- Given exercise:
Find the lines below that contain the string "Quarterly". Copy each one.

- Entries provided:
▶

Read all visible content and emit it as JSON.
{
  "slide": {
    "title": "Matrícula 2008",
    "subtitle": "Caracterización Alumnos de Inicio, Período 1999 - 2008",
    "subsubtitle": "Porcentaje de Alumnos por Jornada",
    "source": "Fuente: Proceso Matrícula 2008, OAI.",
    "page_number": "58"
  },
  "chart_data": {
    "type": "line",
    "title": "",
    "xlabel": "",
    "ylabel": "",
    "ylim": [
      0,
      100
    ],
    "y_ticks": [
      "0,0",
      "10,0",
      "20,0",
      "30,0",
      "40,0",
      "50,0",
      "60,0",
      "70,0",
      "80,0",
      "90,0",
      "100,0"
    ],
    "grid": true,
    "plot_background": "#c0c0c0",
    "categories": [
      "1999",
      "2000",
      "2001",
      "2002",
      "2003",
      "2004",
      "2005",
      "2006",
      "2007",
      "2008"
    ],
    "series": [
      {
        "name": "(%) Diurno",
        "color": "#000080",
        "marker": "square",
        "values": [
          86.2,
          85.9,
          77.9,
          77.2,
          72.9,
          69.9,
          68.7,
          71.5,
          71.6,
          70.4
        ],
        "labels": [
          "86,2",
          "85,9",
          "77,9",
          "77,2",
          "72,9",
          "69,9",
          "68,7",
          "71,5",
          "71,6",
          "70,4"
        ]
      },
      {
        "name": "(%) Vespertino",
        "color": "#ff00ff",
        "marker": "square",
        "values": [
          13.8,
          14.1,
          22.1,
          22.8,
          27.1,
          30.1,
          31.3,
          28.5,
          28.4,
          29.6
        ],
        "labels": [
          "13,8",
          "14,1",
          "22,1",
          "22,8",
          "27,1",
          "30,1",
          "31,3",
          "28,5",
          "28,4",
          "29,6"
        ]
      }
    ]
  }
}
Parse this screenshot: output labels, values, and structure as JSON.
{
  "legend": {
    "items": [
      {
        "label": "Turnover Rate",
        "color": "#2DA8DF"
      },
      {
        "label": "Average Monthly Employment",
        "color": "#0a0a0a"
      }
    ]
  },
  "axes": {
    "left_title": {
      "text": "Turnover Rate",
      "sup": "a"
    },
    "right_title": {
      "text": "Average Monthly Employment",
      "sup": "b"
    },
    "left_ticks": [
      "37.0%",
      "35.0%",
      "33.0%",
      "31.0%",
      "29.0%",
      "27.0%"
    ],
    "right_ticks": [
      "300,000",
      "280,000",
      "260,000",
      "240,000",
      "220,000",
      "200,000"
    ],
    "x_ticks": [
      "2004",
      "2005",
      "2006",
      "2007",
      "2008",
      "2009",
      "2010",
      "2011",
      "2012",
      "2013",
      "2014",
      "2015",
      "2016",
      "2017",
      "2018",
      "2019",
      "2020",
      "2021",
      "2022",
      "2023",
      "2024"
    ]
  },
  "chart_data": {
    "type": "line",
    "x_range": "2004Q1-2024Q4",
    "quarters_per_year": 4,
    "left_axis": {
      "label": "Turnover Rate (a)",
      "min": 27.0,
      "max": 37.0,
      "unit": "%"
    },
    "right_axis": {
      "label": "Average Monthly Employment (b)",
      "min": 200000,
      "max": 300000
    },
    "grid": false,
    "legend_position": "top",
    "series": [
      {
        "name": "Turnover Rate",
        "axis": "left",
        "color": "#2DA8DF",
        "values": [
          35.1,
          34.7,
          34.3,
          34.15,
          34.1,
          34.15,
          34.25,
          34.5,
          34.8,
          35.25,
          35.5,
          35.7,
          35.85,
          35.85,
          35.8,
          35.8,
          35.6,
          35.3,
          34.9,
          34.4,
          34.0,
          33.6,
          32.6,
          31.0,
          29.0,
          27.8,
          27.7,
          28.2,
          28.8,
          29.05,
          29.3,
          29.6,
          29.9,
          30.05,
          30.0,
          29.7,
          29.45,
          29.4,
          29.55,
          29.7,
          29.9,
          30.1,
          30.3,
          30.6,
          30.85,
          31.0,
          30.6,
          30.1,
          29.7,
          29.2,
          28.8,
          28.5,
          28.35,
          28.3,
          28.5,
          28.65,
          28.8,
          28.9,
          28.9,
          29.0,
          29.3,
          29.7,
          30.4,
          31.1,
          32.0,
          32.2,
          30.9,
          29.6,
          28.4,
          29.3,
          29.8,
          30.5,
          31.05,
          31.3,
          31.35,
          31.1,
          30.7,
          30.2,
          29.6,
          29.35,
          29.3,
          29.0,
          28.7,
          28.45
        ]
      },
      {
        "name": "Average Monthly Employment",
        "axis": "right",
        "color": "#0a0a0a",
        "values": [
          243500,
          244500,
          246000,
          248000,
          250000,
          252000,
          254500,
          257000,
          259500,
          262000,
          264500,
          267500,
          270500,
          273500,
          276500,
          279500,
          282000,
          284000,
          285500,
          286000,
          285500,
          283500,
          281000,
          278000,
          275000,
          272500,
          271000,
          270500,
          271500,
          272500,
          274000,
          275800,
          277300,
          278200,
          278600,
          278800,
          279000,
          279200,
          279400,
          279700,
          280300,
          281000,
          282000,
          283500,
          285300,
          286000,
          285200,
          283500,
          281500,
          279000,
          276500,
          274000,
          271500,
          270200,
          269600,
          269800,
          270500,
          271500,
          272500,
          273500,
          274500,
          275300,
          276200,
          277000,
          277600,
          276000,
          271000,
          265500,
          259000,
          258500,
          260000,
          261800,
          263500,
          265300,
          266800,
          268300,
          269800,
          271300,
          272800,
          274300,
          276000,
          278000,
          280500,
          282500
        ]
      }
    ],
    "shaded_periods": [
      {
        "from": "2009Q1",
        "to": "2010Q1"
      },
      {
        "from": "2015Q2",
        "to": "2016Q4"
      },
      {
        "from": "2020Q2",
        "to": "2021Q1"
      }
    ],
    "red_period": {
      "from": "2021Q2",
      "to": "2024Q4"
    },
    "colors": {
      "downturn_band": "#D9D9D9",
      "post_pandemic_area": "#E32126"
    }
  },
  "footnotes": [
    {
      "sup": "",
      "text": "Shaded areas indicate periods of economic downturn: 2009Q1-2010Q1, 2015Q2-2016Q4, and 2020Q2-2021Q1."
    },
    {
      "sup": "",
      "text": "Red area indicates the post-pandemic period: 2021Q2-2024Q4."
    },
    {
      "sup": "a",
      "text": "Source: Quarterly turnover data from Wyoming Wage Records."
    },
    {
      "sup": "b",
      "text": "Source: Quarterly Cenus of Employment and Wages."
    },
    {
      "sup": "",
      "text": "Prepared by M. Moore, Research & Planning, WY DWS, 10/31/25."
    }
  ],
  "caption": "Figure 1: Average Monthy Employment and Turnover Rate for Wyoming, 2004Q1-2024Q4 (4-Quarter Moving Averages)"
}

◀

- Answer to the problem:
      "text": "Source: Quarterly turnover data from Wyoming Wage Records."
      "text": "Source: Quarterly Cenus of Employment and Wages."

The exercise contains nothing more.